### PROVIDED ENTRIES

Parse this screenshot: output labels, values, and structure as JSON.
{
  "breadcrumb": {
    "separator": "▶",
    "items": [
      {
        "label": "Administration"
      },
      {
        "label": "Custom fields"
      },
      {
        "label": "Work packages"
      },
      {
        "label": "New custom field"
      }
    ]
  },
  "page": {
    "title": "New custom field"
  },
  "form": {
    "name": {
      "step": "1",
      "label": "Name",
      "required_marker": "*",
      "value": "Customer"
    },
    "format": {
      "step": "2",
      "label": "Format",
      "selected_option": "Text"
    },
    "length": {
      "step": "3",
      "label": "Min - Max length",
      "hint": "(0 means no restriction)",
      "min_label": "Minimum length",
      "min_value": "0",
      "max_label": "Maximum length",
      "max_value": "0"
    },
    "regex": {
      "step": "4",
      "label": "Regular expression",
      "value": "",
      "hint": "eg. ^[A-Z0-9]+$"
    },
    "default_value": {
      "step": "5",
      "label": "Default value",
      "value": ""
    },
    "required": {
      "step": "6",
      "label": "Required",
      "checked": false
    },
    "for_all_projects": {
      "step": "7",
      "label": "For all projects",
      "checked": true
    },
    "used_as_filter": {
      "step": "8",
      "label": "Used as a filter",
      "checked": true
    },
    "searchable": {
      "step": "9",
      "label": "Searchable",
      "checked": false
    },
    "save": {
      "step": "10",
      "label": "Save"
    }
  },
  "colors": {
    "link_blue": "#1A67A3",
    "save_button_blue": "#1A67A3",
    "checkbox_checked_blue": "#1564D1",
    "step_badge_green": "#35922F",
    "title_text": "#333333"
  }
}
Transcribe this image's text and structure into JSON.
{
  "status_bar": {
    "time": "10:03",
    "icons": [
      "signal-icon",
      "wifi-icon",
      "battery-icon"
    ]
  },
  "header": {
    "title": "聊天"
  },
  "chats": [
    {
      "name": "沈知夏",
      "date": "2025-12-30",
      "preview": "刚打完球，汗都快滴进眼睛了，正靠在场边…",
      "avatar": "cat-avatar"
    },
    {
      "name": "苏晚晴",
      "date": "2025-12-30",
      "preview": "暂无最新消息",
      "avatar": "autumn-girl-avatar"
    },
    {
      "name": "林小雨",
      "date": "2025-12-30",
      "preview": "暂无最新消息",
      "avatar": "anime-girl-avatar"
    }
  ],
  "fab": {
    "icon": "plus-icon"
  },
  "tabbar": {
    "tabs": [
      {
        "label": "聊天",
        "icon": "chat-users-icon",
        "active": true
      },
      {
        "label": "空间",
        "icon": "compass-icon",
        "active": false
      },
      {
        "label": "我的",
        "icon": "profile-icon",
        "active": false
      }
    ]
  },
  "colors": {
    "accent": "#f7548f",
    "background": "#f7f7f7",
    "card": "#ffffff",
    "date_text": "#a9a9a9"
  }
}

### INSTRUCTIONS FOR THE TASK
Word for word, quote all of the data above.

### EXERCISE OUTPUT
Parse this screenshot: output labels, values, and structure as JSON.
{
  "breadcrumb": {
    "separator": "▶",
    "items": [
      {
        "label": "Administration"
      },
      {
        "label": "Custom fields"
      },
      {
        "label": "Work packages"
      },
      {
        "label": "New custom field"
      }
    ]
  },
  "page": {
    "title": "New custom field"
  },
  "form": {
    "name": {
      "step": "1",
      "label": "Name",
      "required_marker": "*",
      "value": "Customer"
    },
    "format": {
      "step": "2",
      "label": "Format",
      "selected_option": "Text"
    },
    "length": {
      "step": "3",
      "label": "Min - Max length",
      "hint": "(0 means no restriction)",
      "min_label": "Minimum length",
      "min_value": "0",
      "max_label": "Maximum length",
      "max_value": "0"
    },
    "regex": {
      "step": "4",
      "label": "Regular expression",
      "value": "",
      "hint": "eg. ^[A-Z0-9]+$"
    },
    "default_value": {
      "step": "5",
      "label": "Default value",
      "value": ""
    },
    "required": {
      "step": "6",
      "label": "Required",
      "checked": false
    },
    "for_all_projects": {
      "step": "7",
      "label": "For all projects",
      "checked": true
    },
    "used_as_filter": {
      "step": "8",
      "label": "Used as a filter",
      "checked": true
    },
    "searchable": {
      "step": "9",
      "label": "Searchable",
      "checked": false
    },
    "save": {
      "step": "10",
      "label": "Save"
    }
  },
  "colors": {
    "link_blue": "#1A67A3",
    "save_button_blue": "#1A67A3",
    "checkbox_checked_blue": "#1564D1",
    "step_badge_green": "#35922F",
    "title_text": "#333333"
  }
}
Transcribe this image's text and structure into JSON.
{
  "status_bar": {
    "time": "10:03",
    "icons": [
      "signal-icon",
      "wifi-icon",
      "battery-icon"
    ]
  },
  "header": {
    "title": "聊天"
  },
  "chats": [
    {
      "name": "沈知夏",
      "date": "2025-12-30",
      "preview": "刚打完球，汗都快滴进眼睛了，正靠在场边…",
      "avatar": "cat-avatar"
    },
    {
      "name": "苏晚晴",
      "date": "2025-12-30",
      "preview": "暂无最新消息",
      "avatar": "autumn-girl-avatar"
    },
    {
      "name": "林小雨",
      "date": "2025-12-30",
      "preview": "暂无最新消息",
      "avatar": "anime-girl-avatar"
    }
  ],
  "fab": {
    "icon": "plus-icon"
  },
  "tabbar": {
    "tabs": [
      {
        "label": "聊天",
        "icon": "chat-users-icon",
        "active": true
      },
      {
        "label": "空间",
        "icon": "compass-icon",
        "active": false
      },
      {
        "label": "我的",
        "icon": "profile-icon",
        "active": false
      }
    ]
  },
  "colors": {
    "accent": "#f7548f",
    "background": "#f7f7f7",
    "card": "#ffffff",
    "date_text": "#a9a9a9"
  }
}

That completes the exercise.